**Your instructions**
Filter the data below for the string "химических" and copy each matching line.

Saved data entries
=-=-=-=-=

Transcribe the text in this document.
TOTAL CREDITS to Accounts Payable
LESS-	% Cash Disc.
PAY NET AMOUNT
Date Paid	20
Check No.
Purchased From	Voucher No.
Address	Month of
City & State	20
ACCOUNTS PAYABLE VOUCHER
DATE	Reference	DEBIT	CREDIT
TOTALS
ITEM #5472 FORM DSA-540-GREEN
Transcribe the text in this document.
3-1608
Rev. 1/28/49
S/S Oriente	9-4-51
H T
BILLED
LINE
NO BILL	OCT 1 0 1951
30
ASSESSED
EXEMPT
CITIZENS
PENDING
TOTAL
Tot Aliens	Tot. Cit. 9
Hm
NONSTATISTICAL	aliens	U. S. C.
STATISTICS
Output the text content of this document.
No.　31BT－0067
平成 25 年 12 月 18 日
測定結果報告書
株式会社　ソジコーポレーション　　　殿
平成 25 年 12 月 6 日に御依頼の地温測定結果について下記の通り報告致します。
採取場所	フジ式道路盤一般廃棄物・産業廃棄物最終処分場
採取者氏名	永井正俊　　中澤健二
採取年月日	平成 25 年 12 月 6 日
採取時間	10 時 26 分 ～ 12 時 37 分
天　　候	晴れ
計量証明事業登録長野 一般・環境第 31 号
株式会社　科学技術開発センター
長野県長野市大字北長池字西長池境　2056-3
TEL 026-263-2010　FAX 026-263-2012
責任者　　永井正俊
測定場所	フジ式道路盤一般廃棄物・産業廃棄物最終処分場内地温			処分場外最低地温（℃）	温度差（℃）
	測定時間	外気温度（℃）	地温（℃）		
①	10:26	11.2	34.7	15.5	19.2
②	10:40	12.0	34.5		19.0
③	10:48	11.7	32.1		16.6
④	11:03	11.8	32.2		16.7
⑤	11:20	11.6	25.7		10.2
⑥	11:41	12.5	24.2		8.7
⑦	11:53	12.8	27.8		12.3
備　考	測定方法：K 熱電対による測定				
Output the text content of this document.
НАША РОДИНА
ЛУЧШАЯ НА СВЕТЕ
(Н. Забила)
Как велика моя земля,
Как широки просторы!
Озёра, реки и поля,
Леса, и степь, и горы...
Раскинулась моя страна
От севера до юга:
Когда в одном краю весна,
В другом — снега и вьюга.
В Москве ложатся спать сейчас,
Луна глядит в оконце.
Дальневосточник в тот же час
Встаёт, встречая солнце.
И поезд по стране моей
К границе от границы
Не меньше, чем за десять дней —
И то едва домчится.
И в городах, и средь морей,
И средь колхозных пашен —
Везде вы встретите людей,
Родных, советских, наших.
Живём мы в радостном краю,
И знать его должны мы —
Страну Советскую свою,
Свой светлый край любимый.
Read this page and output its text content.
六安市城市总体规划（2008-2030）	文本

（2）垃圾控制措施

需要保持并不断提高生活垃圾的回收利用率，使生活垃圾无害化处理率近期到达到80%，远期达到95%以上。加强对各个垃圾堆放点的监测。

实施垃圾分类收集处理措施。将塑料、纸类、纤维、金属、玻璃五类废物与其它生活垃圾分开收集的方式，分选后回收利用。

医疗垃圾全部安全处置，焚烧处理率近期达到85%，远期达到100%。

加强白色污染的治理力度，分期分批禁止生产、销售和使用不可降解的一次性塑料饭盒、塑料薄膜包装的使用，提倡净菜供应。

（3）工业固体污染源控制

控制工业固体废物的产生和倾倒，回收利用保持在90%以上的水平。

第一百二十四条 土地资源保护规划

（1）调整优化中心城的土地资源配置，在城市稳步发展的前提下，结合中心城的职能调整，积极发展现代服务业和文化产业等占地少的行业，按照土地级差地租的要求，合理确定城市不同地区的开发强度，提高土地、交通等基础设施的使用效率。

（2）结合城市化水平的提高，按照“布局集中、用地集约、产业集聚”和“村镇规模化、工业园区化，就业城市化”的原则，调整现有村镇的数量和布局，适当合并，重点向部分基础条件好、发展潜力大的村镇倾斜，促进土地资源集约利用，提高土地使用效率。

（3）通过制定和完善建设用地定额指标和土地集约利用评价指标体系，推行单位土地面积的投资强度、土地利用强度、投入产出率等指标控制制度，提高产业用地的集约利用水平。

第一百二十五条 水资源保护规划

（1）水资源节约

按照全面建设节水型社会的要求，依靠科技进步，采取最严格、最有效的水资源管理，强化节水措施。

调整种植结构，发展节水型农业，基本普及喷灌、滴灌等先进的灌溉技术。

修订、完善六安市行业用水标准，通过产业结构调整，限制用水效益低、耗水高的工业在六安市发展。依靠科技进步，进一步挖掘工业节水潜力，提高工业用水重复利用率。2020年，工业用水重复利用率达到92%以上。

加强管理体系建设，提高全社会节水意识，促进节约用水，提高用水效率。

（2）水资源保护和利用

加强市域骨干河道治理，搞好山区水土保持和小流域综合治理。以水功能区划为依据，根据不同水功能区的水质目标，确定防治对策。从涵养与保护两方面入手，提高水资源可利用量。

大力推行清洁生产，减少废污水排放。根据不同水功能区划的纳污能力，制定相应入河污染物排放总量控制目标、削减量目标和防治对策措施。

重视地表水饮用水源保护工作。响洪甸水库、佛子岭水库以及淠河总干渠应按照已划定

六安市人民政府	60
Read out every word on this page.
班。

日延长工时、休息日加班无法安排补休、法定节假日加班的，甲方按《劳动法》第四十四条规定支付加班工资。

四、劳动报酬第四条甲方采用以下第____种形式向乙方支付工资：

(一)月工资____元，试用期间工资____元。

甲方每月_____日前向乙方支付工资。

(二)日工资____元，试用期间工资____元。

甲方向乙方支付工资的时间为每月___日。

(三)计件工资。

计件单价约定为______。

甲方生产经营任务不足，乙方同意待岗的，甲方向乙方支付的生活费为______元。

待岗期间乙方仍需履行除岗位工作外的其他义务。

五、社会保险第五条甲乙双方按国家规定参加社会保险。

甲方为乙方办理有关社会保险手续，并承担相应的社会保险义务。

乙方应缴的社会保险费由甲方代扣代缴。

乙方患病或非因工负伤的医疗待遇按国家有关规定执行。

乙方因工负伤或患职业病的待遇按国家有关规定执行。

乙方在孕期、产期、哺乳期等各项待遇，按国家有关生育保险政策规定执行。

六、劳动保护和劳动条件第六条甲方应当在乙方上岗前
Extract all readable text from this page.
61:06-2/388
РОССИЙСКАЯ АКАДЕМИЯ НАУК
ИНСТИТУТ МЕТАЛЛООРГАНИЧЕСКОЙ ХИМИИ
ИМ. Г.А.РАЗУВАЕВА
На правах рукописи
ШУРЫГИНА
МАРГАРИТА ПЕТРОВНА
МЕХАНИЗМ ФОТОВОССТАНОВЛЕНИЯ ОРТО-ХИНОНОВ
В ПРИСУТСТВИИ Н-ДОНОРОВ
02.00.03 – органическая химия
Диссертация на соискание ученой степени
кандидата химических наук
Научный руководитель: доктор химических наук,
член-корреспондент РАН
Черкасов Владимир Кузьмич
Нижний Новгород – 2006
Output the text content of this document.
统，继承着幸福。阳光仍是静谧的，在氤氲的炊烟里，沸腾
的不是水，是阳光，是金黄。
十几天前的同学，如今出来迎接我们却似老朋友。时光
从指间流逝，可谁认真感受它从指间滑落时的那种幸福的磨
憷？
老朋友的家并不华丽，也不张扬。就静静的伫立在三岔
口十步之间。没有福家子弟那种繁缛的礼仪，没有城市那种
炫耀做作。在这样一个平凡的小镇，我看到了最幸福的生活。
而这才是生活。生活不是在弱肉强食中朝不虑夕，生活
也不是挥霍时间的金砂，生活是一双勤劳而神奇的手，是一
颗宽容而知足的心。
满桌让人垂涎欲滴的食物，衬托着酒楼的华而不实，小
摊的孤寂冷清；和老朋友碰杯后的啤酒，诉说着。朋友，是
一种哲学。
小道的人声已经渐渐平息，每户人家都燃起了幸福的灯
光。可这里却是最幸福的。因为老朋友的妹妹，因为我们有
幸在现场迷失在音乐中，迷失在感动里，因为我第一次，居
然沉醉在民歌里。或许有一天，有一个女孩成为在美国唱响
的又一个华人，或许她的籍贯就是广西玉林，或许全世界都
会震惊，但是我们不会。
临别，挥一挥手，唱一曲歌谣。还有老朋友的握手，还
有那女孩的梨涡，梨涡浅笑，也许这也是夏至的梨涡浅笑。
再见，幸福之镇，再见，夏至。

=-=-=-=-=

**Solved problem**
кандидата химических наук
Научный руководитель: доктор химических наук,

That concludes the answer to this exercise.